§ **Data provided**:
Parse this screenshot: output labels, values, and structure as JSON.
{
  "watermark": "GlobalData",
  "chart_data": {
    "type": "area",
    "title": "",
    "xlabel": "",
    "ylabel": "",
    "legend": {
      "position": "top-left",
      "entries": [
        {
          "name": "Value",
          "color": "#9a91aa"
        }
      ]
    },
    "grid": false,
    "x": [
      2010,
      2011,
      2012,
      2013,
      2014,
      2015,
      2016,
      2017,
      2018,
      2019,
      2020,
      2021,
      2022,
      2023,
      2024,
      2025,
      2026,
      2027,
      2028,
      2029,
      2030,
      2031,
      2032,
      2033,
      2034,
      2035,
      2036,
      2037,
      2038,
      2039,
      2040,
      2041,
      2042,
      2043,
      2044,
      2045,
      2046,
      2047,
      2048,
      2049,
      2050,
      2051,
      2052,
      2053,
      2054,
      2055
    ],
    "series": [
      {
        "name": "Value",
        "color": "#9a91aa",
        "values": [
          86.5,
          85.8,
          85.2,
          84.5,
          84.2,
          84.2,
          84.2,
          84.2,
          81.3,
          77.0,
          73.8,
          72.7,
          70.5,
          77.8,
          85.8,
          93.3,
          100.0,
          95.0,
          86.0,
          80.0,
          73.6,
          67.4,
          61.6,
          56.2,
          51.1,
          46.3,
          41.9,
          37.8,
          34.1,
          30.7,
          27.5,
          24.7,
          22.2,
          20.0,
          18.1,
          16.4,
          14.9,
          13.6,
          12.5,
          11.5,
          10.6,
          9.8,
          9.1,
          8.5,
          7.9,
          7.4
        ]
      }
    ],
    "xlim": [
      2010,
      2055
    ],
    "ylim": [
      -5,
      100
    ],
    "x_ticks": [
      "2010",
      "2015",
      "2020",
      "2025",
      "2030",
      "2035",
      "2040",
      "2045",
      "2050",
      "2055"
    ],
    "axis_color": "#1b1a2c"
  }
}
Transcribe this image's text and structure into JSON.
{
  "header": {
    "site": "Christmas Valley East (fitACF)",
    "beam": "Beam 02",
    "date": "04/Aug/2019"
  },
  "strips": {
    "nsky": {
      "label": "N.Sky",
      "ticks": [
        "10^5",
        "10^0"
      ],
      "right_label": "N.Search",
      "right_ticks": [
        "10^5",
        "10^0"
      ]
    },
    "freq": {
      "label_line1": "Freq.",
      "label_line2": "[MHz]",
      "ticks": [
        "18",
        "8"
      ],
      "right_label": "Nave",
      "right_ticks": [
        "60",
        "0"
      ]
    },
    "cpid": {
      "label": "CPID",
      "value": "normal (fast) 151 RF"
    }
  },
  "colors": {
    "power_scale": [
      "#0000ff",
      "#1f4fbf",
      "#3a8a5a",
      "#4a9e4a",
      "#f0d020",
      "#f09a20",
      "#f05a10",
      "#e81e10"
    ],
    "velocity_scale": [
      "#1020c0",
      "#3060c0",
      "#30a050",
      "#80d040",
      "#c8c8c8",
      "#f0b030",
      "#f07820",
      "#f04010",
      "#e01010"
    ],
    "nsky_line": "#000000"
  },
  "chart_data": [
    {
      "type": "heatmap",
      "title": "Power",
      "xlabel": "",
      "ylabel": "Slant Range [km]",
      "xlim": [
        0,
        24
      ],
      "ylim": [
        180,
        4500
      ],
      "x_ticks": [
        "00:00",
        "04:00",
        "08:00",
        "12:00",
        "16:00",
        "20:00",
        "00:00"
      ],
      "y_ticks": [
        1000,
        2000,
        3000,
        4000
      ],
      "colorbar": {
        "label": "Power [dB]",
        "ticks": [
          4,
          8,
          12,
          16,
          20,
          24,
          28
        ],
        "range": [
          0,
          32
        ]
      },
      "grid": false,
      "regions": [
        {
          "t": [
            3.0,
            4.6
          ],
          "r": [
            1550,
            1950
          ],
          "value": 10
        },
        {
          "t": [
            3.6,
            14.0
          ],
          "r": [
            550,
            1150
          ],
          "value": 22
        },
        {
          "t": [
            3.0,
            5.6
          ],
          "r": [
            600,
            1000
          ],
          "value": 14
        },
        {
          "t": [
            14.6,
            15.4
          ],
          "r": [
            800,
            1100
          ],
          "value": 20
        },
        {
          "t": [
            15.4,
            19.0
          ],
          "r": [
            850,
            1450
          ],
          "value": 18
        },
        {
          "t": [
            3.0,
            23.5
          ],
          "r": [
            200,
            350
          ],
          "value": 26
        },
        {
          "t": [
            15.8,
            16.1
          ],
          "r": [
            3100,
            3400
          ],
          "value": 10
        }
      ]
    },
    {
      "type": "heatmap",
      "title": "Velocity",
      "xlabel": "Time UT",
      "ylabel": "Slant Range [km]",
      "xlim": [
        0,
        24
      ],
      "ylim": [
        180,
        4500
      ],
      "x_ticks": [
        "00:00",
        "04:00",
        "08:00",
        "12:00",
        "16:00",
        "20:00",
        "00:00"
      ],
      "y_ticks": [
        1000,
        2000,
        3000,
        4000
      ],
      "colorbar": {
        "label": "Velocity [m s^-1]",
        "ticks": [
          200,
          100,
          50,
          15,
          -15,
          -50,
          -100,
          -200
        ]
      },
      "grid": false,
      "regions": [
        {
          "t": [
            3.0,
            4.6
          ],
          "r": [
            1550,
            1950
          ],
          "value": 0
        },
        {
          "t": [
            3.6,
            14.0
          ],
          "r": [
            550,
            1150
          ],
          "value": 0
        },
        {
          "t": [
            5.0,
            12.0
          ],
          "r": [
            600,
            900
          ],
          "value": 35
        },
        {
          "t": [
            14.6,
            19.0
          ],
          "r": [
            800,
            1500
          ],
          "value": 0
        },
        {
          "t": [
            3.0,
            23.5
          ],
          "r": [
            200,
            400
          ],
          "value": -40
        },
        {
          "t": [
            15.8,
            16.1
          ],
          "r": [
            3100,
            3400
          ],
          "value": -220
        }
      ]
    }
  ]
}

§ **Task statement**: Print every entry exactly as written.

§ **Response to the task**:
Parse this screenshot: output labels, values, and structure as JSON.
{
  "watermark": "GlobalData",
  "chart_data": {
    "type": "area",
    "title": "",
    "xlabel": "",
    "ylabel": "",
    "legend": {
      "position": "top-left",
      "entries": [
        {
          "name": "Value",
          "color": "#9a91aa"
        }
      ]
    },
    "grid": false,
    "x": [
      2010,
      2011,
      2012,
      2013,
      2014,
      2015,
      2016,
      2017,
      2018,
      2019,
      2020,
      2021,
      2022,
      2023,
      2024,
      2025,
      2026,
      2027,
      2028,
      2029,
      2030,
      2031,
      2032,
      2033,
      2034,
      2035,
      2036,
      2037,
      2038,
      2039,
      2040,
      2041,
      2042,
      2043,
      2044,
      2045,
      2046,
      2047,
      2048,
      2049,
      2050,
      2051,
      2052,
      2053,
      2054,
      2055
    ],
    "series": [
      {
        "name": "Value",
        "color": "#9a91aa",
        "values": [
          86.5,
          85.8,
          85.2,
          84.5,
          84.2,
          84.2,
          84.2,
          84.2,
          81.3,
          77.0,
          73.8,
          72.7,
          70.5,
          77.8,
          85.8,
          93.3,
          100.0,
          95.0,
          86.0,
          80.0,
          73.6,
          67.4,
          61.6,
          56.2,
          51.1,
          46.3,
          41.9,
          37.8,
          34.1,
          30.7,
          27.5,
          24.7,
          22.2,
          20.0,
          18.1,
          16.4,
          14.9,
          13.6,
          12.5,
          11.5,
          10.6,
          9.8,
          9.1,
          8.5,
          7.9,
          7.4
        ]
      }
    ],
    "xlim": [
      2010,
      2055
    ],
    "ylim": [
      -5,
      100
    ],
    "x_ticks": [
      "2010",
      "2015",
      "2020",
      "2025",
      "2030",
      "2035",
      "2040",
      "2045",
      "2050",
      "2055"
    ],
    "axis_color": "#1b1a2c"
  }
}
Transcribe this image's text and structure into JSON.
{
  "header": {
    "site": "Christmas Valley East (fitACF)",
    "beam": "Beam 02",
    "date": "04/Aug/2019"
  },
  "strips": {
    "nsky": {
      "label": "N.Sky",
      "ticks": [
        "10^5",
        "10^0"
      ],
      "right_label": "N.Search",
      "right_ticks": [
        "10^5",
        "10^0"
      ]
    },
    "freq": {
      "label_line1": "Freq.",
      "label_line2": "[MHz]",
      "ticks": [
        "18",
        "8"
      ],
      "right_label": "Nave",
      "right_ticks": [
        "60",
        "0"
      ]
    },
    "cpid": {
      "label": "CPID",
      "value": "normal (fast) 151 RF"
    }
  },
  "colors": {
    "power_scale": [
      "#0000ff",
      "#1f4fbf",
      "#3a8a5a",
      "#4a9e4a",
      "#f0d020",
      "#f09a20",
      "#f05a10",
      "#e81e10"
    ],
    "velocity_scale": [
      "#1020c0",
      "#3060c0",
      "#30a050",
      "#80d040",
      "#c8c8c8",
      "#f0b030",
      "#f07820",
      "#f04010",
      "#e01010"
    ],
    "nsky_line": "#000000"
  },
  "chart_data": [
    {
      "type": "heatmap",
      "title": "Power",
      "xlabel": "",
      "ylabel": "Slant Range [km]",
      "xlim": [
        0,
        24
      ],
      "ylim": [
        180,
        4500
      ],
      "x_ticks": [
        "00:00",
        "04:00",
        "08:00",
        "12:00",
        "16:00",
        "20:00",
        "00:00"
      ],
      "y_ticks": [
        1000,
        2000,
        3000,
        4000
      ],
      "colorbar": {
        "label": "Power [dB]",
        "ticks": [
          4,
          8,
          12,
          16,
          20,
          24,
          28
        ],
        "range": [
          0,
          32
        ]
      },
      "grid": false,
      "regions": [
        {
          "t": [
            3.0,
            4.6
          ],
          "r": [
            1550,
            1950
          ],
          "value": 10
        },
        {
          "t": [
            3.6,
            14.0
          ],
          "r": [
            550,
            1150
          ],
          "value": 22
        },
        {
          "t": [
            3.0,
            5.6
          ],
          "r": [
            600,
            1000
          ],
          "value": 14
        },
        {
          "t": [
            14.6,
            15.4
          ],
          "r": [
            800,
            1100
          ],
          "value": 20
        },
        {
          "t": [
            15.4,
            19.0
          ],
          "r": [
            850,
            1450
          ],
          "value": 18
        },
        {
          "t": [
            3.0,
            23.5
          ],
          "r": [
            200,
            350
          ],
          "value": 26
        },
        {
          "t": [
            15.8,
            16.1
          ],
          "r": [
            3100,
            3400
          ],
          "value": 10
        }
      ]
    },
    {
      "type": "heatmap",
      "title": "Velocity",
      "xlabel": "Time UT",
      "ylabel": "Slant Range [km]",
      "xlim": [
        0,
        24
      ],
      "ylim": [
        180,
        4500
      ],
      "x_ticks": [
        "00:00",
        "04:00",
        "08:00",
        "12:00",
        "16:00",
        "20:00",
        "00:00"
      ],
      "y_ticks": [
        1000,
        2000,
        3000,
        4000
      ],
      "colorbar": {
        "label": "Velocity [m s^-1]",
        "ticks": [
          200,
          100,
          50,
          15,
          -15,
          -50,
          -100,
          -200
        ]
      },
      "grid": false,
      "regions": [
        {
          "t": [
            3.0,
            4.6
          ],
          "r": [
            1550,
            1950
          ],
          "value": 0
        },
        {
          "t": [
            3.6,
            14.0
          ],
          "r": [
            550,
            1150
          ],
          "value": 0
        },
        {
          "t": [
            5.0,
            12.0
          ],
          "r": [
            600,
            900
          ],
          "value": 35
        },
        {
          "t": [
            14.6,
            19.0
          ],
          "r": [
            800,
            1500
          ],
          "value": 0
        },
        {
          "t": [
            3.0,
            23.5
          ],
          "r": [
            200,
            400
          ],
          "value": -40
        },
        {
          "t": [
            15.8,
            16.1
          ],
          "r": [
            3100,
            3400
          ],
          "value": -220
        }
      ]
    }
  ]
}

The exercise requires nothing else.